Input data:

§ §

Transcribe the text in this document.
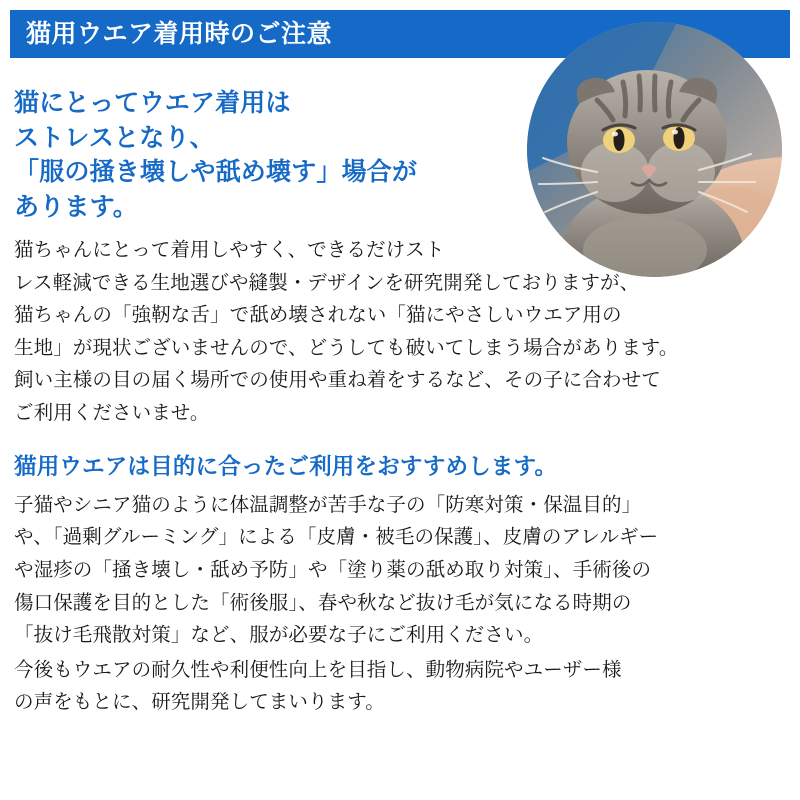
猫用ウエア着用時のご注意
猫にとってウエア着用は
ストレスとなり、
「服の掻き壊しや舐め壊す」場合が
あります。

猫ちゃんにとって着用しやすく、できるだけスト
レス軽減できる生地選びや縫製・デザインを研究開発しておりますが、
猫ちゃんの「強靭な舌」で舐め壊されない「猫にやさしいウエア用の
生地」が現状ございませんので、どうしても破いてしまう場合があります。
飼い主様の目の届く場所での使用や重ね着をするなど、その子に合わせて
ご利用くださいませ。

猫用ウエアは目的に合ったご利用をおすすめします。

子猫やシニア猫のように体温調整が苦手な子の「防寒対策・保温目的」
や、「過剰グルーミング」による「皮膚・被毛の保護」、皮膚のアレルギー
や湿疹の「掻き壊し・舐め予防」や「塗り薬の舐め取り対策」、手術後の
傷口保護を目的とした「術後服」、春や秋など抜け毛が気になる時期の
「抜け毛飛散対策」など、服が必要な子にご利用ください。

今後もウエアの耐久性や利便性向上を目指し、動物病院やユーザー様
の声をもとに、研究開発してまいります。
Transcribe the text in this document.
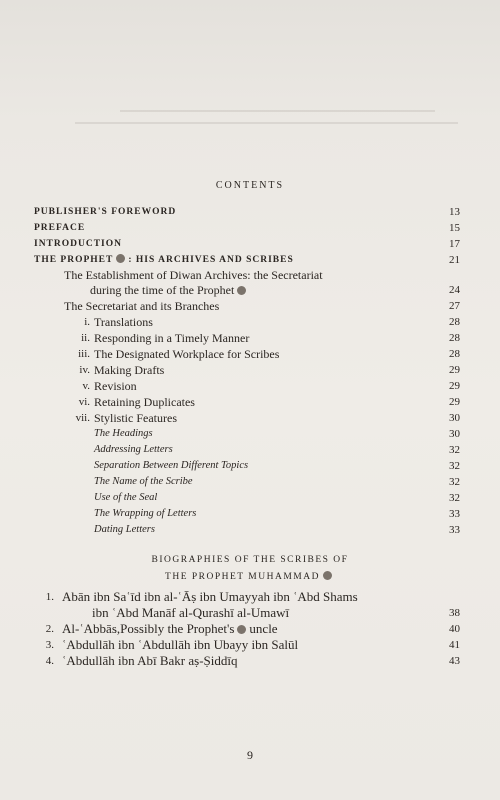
CONTENTS
PUBLISHER'S FOREWORD	13
PREFACE	15
INTRODUCTION	17
THE PROPHET : HIS ARCHIVES AND SCRIBES	21
The Establishment of Diwan Archives: the Secretariat
during the time of the Prophet	24
The Secretariat and its Branches	27
i. Translations	28
ii. Responding in a Timely Manner	28
iii. The Designated Workplace for Scribes	28
iv. Making Drafts	29
v. Revision	29
vi. Retaining Duplicates	29
vii. Stylistic Features	30
The Headings	30
Addressing Letters	32
Separation Between Different Topics	32
The Name of the Scribe	32
Use of the Seal	32
The Wrapping of Letters	33
Dating Letters	33
BIOGRAPHIES OF THE SCRIBES OF
THE PROPHET MUHAMMAD
1. Abān ibn Saʿīd ibn al-ʿĀṣ ibn Umayyah ibn ʿAbd Shams
ibn ʿAbd Manāf al-Qurashī al-Umawī	38
2. Al-ʿAbbās,Possibly the Prophet's uncle	40
3. ʿAbdullāh ibn ʿAbdullāh ibn Ubayy ibn Salūl	41
4. ʿAbdullāh ibn Abī Bakr aṣ-Ṣiddīq	43
9
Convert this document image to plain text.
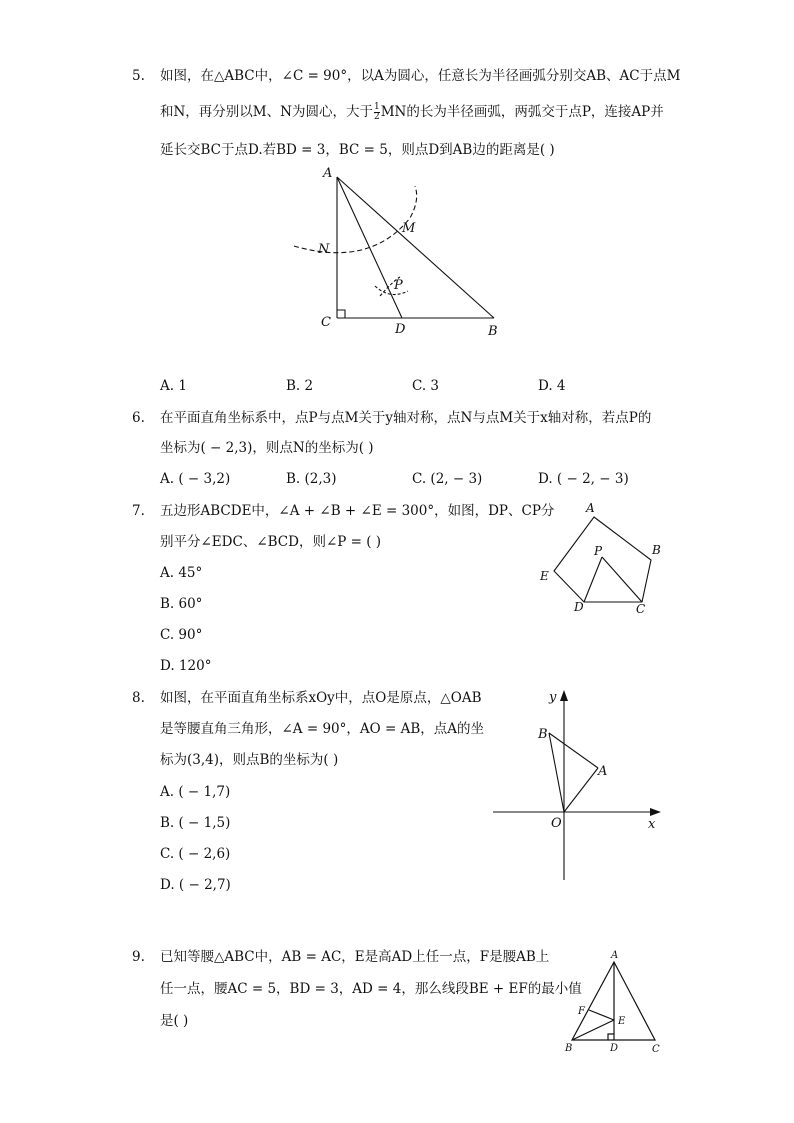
5. 如图，在△ABC中，∠C = 90°，以A为圆心，任意长为半径画弧分别交AB、AC于点M
和N，再分别以M、N为圆心，大于 $\frac{1}{2}$ MN的长为半径画弧，两弧交于点P，连接AP并
延长交BC于点D.若BD = 3，BC = 5，则点D到AB边的距离是( )
A
N
M
P
C	D	B
A. 1	B. 2	C. 3	D. 4
6. 在平面直角坐标系中，点P与点M关于y轴对称，点N与点M关于x轴对称，若点P的
坐标为( − 2,3)，则点N的坐标为( )
A. ( − 3,2)	B. (2,3)	C. (2, − 3)	D. ( − 2, − 3)
7. 五边形ABCDE中，∠A + ∠B + ∠E = 300°，如图，DP、CP分
别平分∠EDC、∠BCD，则∠P = ( )
A. 45°
B. 60°
C. 90°
D. 120°
A
B
C
D
E
P
8. 如图，在平面直角坐标系xOy中，点O是原点，△OAB
是等腰直角三角形，∠A = 90°，AO = AB，点A的坐
标为(3,4)，则点B的坐标为( )
A. ( − 1,7)
B. ( − 1,5)
C. ( − 2,6)
D. ( − 2,7)
y
x
O
B
A
9. 已知等腰△ABC中，AB = AC，E是高AD上任一点，F是腰AB上
任一点，腰AC = 5，BD = 3，AD = 4，那么线段BE + EF的最小值
是( )
A
F
E
B	D	C
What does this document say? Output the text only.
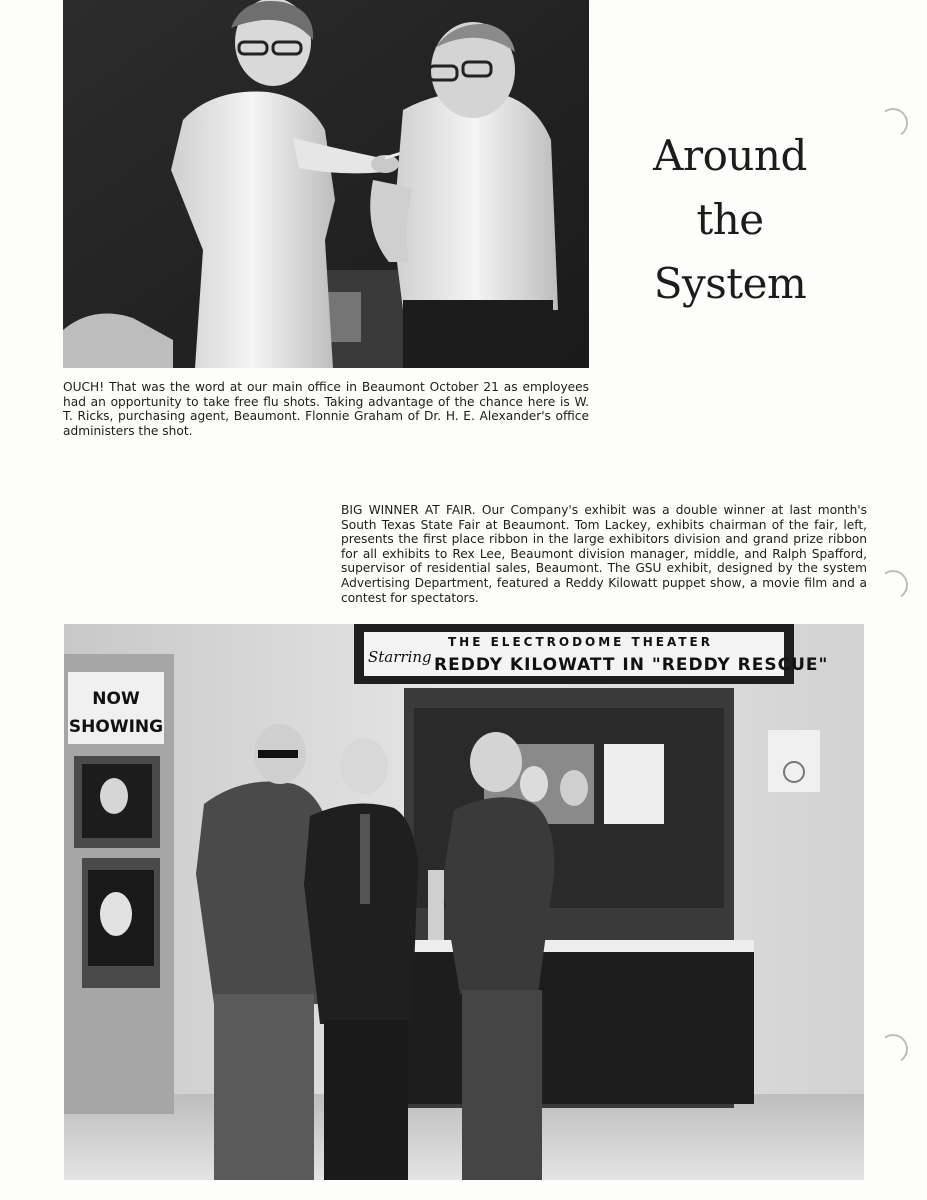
Around
the
System

OUCH! That was the word at our main office in Beaumont October 21 as employees had an opportunity to take free flu shots. Taking advantage of the chance here is W. T. Ricks, purchasing agent, Beaumont. Flonnie Graham of Dr. H. E. Alexander's office administers the shot.

BIG WINNER AT FAIR. Our Company's exhibit was a double winner at last month's South Texas State Fair at Beaumont. Tom Lackey, exhibits chairman of the fair, left, presents the first place ribbon in the large exhibitors division and grand prize ribbon for all exhibits to Rex Lee, Beaumont division manager, middle, and Ralph Spafford, supervisor of residential sales, Beaumont. The GSU exhibit, designed by the system Advertising Department, featured a Reddy Kilowatt puppet show, a movie film and a contest for spectators.

NOW
SHOWING
Starring
THE ELECTRODOME THEATER
REDDY KILOWATT IN "REDDY RESCUE"
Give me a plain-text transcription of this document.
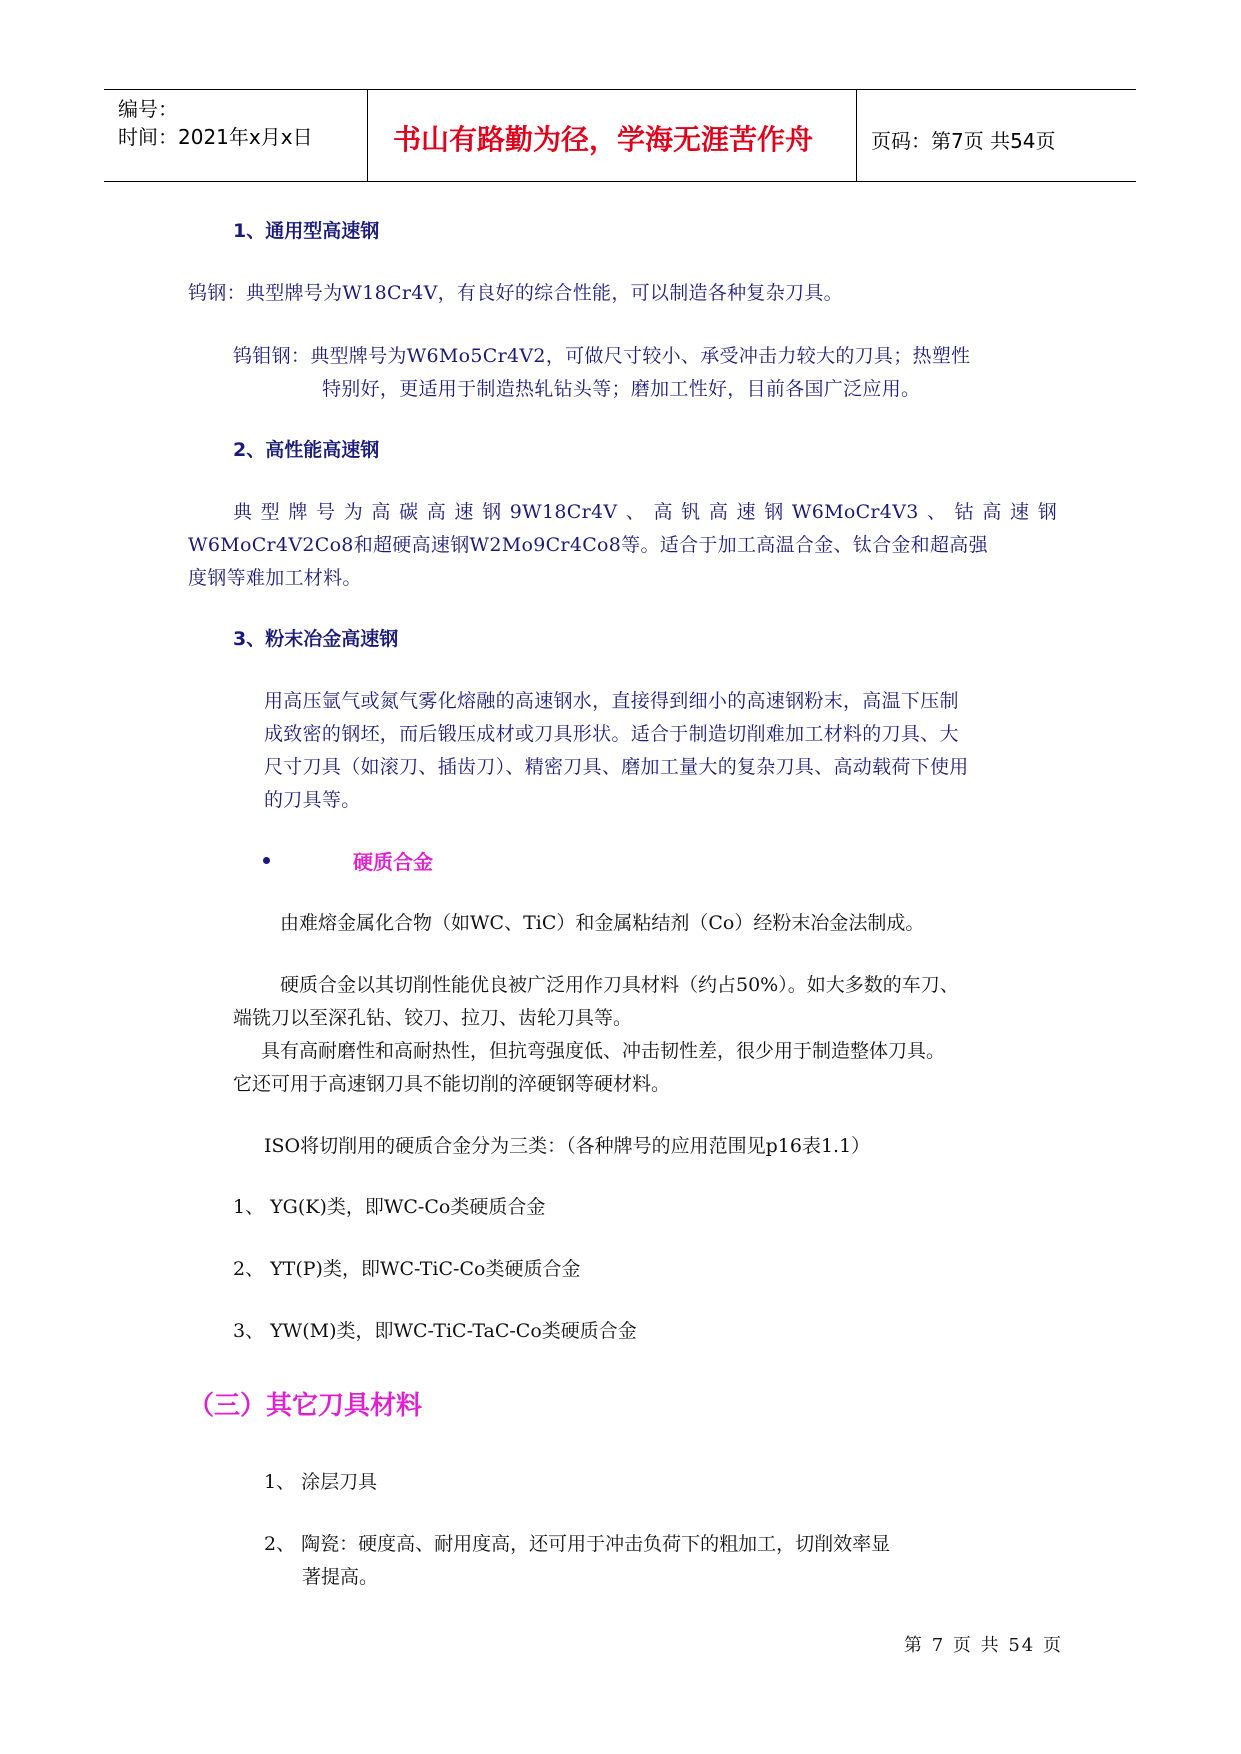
编号：

时间：2021年x月x日	书山有路勤为径，学海无涯苦作舟	页码：第7页 共54页

1、通用型高速钢

钨钢：典型牌号为W18Cr4V，有良好的综合性能，可以制造各种复杂刀具。

钨钼钢：典型牌号为W6Mo5Cr4V2，可做尺寸较小、承受冲击力较大的刀具；热塑性

特别好，更适用于制造热轧钻头等；磨加工性好，目前各国广泛应用。

2、高性能高速钢

典型牌号为高碳高速钢9W18Cr4V、高钒高速钢W6MoCr4V3、钴高速钢

W6MoCr4V2Co8和超硬高速钢W2Mo9Cr4Co8等。适合于加工高温合金、钛合金和超高强

度钢等难加工材料。

3、粉末冶金高速钢

用高压氩气或氮气雾化熔融的高速钢水，直接得到细小的高速钢粉末，高温下压制

成致密的钢坯，而后锻压成材或刀具形状。适合于制造切削难加工材料的刀具、大

尺寸刀具（如滚刀、插齿刀）、精密刀具、磨加工量大的复杂刀具、高动载荷下使用

的刀具等。

硬质合金

由难熔金属化合物（如WC、TiC）和金属粘结剂（Co）经粉末冶金法制成。

硬质合金以其切削性能优良被广泛用作刀具材料（约占50%）。如大多数的车刀、

端铣刀以至深孔钻、铰刀、拉刀、齿轮刀具等。

具有高耐磨性和高耐热性，但抗弯强度低、冲击韧性差，很少用于制造整体刀具。

它还可用于高速钢刀具不能切削的淬硬钢等硬材料。

ISO将切削用的硬质合金分为三类：（各种牌号的应用范围见p16表1.1）

1、 YG(K)类，即WC-Co类硬质合金

2、 YT(P)类，即WC-TiC-Co类硬质合金

3、 YW(M)类，即WC-TiC-TaC-Co类硬质合金

（三）其它刀具材料

1、 涂层刀具

2、 陶瓷：硬度高、耐用度高，还可用于冲击负荷下的粗加工，切削效率显

著提高。

第 7 页 共 54 页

§ §

What is being asked: Report only the number of lines in the data above that contain "document".

The result: 5